### [SHORT TASK]
Restate the whole listing word for word. Pictures are left out.

### [DATASET ROWS]
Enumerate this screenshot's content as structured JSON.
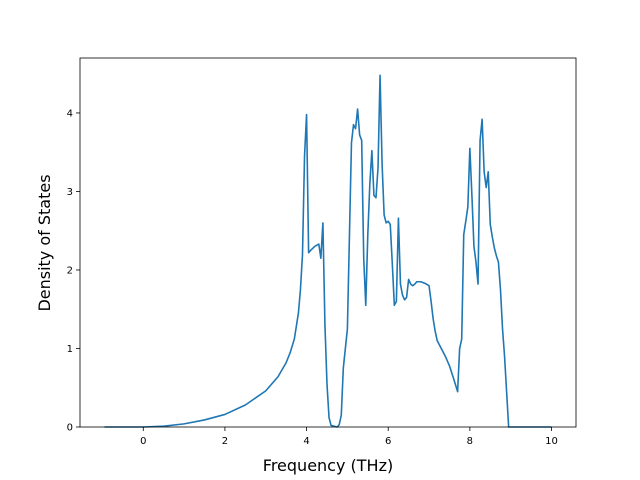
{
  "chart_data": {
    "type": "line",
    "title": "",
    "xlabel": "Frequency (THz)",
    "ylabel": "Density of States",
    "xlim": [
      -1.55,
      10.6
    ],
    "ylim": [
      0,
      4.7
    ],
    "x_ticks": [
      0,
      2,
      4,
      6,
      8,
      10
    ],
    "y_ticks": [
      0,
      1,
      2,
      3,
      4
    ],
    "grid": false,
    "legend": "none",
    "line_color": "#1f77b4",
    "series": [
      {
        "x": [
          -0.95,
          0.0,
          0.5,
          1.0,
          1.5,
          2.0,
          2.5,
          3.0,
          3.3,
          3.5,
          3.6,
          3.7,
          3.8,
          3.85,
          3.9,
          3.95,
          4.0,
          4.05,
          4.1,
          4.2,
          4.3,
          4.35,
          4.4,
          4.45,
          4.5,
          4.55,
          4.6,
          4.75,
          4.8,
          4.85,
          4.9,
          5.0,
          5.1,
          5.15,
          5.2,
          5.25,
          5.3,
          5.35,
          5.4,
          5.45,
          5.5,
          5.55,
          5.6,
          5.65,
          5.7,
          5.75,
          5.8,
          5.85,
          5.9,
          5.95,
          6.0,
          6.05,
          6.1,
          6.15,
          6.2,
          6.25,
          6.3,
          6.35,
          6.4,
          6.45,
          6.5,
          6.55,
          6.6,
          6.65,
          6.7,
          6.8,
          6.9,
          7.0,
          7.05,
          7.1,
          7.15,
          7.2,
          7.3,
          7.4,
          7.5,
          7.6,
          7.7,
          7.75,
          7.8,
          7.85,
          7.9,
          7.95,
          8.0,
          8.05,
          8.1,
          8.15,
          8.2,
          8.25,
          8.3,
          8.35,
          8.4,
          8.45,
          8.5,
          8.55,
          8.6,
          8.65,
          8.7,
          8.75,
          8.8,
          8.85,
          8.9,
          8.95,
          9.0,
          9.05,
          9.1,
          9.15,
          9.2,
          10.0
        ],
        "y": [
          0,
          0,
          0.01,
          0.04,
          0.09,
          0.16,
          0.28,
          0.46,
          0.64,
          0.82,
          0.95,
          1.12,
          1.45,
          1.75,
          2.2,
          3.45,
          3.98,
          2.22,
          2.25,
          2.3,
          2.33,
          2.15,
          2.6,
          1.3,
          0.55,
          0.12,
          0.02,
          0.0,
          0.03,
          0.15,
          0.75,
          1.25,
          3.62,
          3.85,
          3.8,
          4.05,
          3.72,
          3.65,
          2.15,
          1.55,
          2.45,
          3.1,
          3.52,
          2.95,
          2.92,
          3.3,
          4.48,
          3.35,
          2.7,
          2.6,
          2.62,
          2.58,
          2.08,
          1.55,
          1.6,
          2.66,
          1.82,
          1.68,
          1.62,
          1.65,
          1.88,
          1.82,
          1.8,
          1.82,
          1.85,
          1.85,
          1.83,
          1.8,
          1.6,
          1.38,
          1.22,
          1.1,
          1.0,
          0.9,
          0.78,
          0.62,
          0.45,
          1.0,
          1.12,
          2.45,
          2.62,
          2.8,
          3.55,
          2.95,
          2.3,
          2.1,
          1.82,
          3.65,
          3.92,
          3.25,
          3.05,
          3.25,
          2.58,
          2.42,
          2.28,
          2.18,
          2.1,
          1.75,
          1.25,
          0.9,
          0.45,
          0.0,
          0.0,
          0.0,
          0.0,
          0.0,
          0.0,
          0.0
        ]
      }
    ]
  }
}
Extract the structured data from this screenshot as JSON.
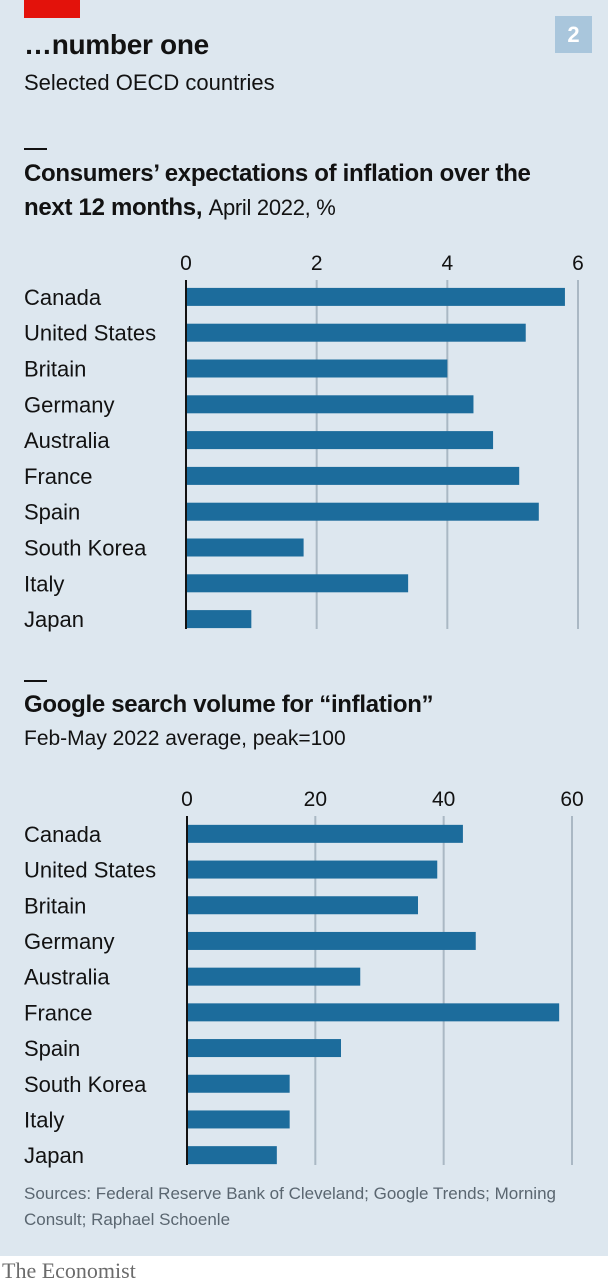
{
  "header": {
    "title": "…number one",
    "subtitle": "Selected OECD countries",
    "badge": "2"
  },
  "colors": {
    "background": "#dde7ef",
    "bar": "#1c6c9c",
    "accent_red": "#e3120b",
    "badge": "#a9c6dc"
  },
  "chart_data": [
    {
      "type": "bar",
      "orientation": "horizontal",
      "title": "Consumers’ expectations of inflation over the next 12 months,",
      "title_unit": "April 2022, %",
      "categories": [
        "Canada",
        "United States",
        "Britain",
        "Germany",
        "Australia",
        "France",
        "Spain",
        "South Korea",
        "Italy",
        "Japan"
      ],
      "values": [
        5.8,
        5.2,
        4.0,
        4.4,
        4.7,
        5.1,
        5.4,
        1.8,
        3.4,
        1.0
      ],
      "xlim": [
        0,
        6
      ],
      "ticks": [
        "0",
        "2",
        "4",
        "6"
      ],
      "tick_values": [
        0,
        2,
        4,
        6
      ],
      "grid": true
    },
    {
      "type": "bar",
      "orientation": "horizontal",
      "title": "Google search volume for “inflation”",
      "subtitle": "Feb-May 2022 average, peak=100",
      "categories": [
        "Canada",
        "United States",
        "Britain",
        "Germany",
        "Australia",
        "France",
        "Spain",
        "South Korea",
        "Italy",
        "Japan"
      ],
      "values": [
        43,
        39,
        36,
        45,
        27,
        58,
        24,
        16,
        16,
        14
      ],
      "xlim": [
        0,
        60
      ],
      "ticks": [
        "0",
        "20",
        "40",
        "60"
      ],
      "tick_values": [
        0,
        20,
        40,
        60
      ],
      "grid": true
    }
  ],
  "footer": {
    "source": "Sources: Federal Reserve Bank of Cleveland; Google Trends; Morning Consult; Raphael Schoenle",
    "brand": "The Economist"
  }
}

### [THE REPLY]
Enumerate this screenshot's content as structured JSON.
{
  "chart_data": {
    "type": "line",
    "title": "",
    "xlabel": "Frequency (THz)",
    "ylabel": "Density of States",
    "xlim": [
      -1.55,
      10.6
    ],
    "ylim": [
      0,
      4.7
    ],
    "x_ticks": [
      0,
      2,
      4,
      6,
      8,
      10
    ],
    "y_ticks": [
      0,
      1,
      2,
      3,
      4
    ],
    "grid": false,
    "legend": "none",
    "line_color": "#1f77b4",
    "series": [
      {
        "x": [
          -0.95,
          0.0,
          0.5,
          1.0,
          1.5,
          2.0,
          2.5,
          3.0,
          3.3,
          3.5,
          3.6,
          3.7,
          3.8,
          3.85,
          3.9,
          3.95,
          4.0,
          4.05,
          4.1,
          4.2,
          4.3,
          4.35,
          4.4,
          4.45,
          4.5,
          4.55,
          4.6,
          4.75,
          4.8,
          4.85,
          4.9,
          5.0,
          5.1,
          5.15,
          5.2,
          5.25,
          5.3,
          5.35,
          5.4,
          5.45,
          5.5,
          5.55,
          5.6,
          5.65,
          5.7,
          5.75,
          5.8,
          5.85,
          5.9,
          5.95,
          6.0,
          6.05,
          6.1,
          6.15,
          6.2,
          6.25,
          6.3,
          6.35,
          6.4,
          6.45,
          6.5,
          6.55,
          6.6,
          6.65,
          6.7,
          6.8,
          6.9,
          7.0,
          7.05,
          7.1,
          7.15,
          7.2,
          7.3,
          7.4,
          7.5,
          7.6,
          7.7,
          7.75,
          7.8,
          7.85,
          7.9,
          7.95,
          8.0,
          8.05,
          8.1,
          8.15,
          8.2,
          8.25,
          8.3,
          8.35,
          8.4,
          8.45,
          8.5,
          8.55,
          8.6,
          8.65,
          8.7,
          8.75,
          8.8,
          8.85,
          8.9,
          8.95,
          9.0,
          9.05,
          9.1,
          9.15,
          9.2,
          10.0
        ],
        "y": [
          0,
          0,
          0.01,
          0.04,
          0.09,
          0.16,
          0.28,
          0.46,
          0.64,
          0.82,
          0.95,
          1.12,
          1.45,
          1.75,
          2.2,
          3.45,
          3.98,
          2.22,
          2.25,
          2.3,
          2.33,
          2.15,
          2.6,
          1.3,
          0.55,
          0.12,
          0.02,
          0.0,
          0.03,
          0.15,
          0.75,
          1.25,
          3.62,
          3.85,
          3.8,
          4.05,
          3.72,
          3.65,
          2.15,
          1.55,
          2.45,
          3.1,
          3.52,
          2.95,
          2.92,
          3.3,
          4.48,
          3.35,
          2.7,
          2.6,
          2.62,
          2.58,
          2.08,
          1.55,
          1.6,
          2.66,
          1.82,
          1.68,
          1.62,
          1.65,
          1.88,
          1.82,
          1.8,
          1.82,
          1.85,
          1.85,
          1.83,
          1.8,
          1.6,
          1.38,
          1.22,
          1.1,
          1.0,
          0.9,
          0.78,
          0.62,
          0.45,
          1.0,
          1.12,
          2.45,
          2.62,
          2.8,
          3.55,
          2.95,
          2.3,
          2.1,
          1.82,
          3.65,
          3.92,
          3.25,
          3.05,
          3.25,
          2.58,
          2.42,
          2.28,
          2.18,
          2.1,
          1.75,
          1.25,
          0.9,
          0.45,
          0.0,
          0.0,
          0.0,
          0.0,
          0.0,
          0.0,
          0.0
        ]
      }
    ]
  }
}
Extract the structured data from this screenshot as JSON.
{
  "header": {
    "title": "…number one",
    "subtitle": "Selected OECD countries",
    "badge": "2"
  },
  "colors": {
    "background": "#dde7ef",
    "bar": "#1c6c9c",
    "accent_red": "#e3120b",
    "badge": "#a9c6dc"
  },
  "chart_data": [
    {
      "type": "bar",
      "orientation": "horizontal",
      "title": "Consumers’ expectations of inflation over the next 12 months,",
      "title_unit": "April 2022, %",
      "categories": [
        "Canada",
        "United States",
        "Britain",
        "Germany",
        "Australia",
        "France",
        "Spain",
        "South Korea",
        "Italy",
        "Japan"
      ],
      "values": [
        5.8,
        5.2,
        4.0,
        4.4,
        4.7,
        5.1,
        5.4,
        1.8,
        3.4,
        1.0
      ],
      "xlim": [
        0,
        6
      ],
      "ticks": [
        "0",
        "2",
        "4",
        "6"
      ],
      "tick_values": [
        0,
        2,
        4,
        6
      ],
      "grid": true
    },
    {
      "type": "bar",
      "orientation": "horizontal",
      "title": "Google search volume for “inflation”",
      "subtitle": "Feb-May 2022 average, peak=100",
      "categories": [
        "Canada",
        "United States",
        "Britain",
        "Germany",
        "Australia",
        "France",
        "Spain",
        "South Korea",
        "Italy",
        "Japan"
      ],
      "values": [
        43,
        39,
        36,
        45,
        27,
        58,
        24,
        16,
        16,
        14
      ],
      "xlim": [
        0,
        60
      ],
      "ticks": [
        "0",
        "20",
        "40",
        "60"
      ],
      "tick_values": [
        0,
        20,
        40,
        60
      ],
      "grid": true
    }
  ],
  "footer": {
    "source": "Sources: Federal Reserve Bank of Cleveland; Google Trends; Morning Consult; Raphael Schoenle",
    "brand": "The Economist"
  }
}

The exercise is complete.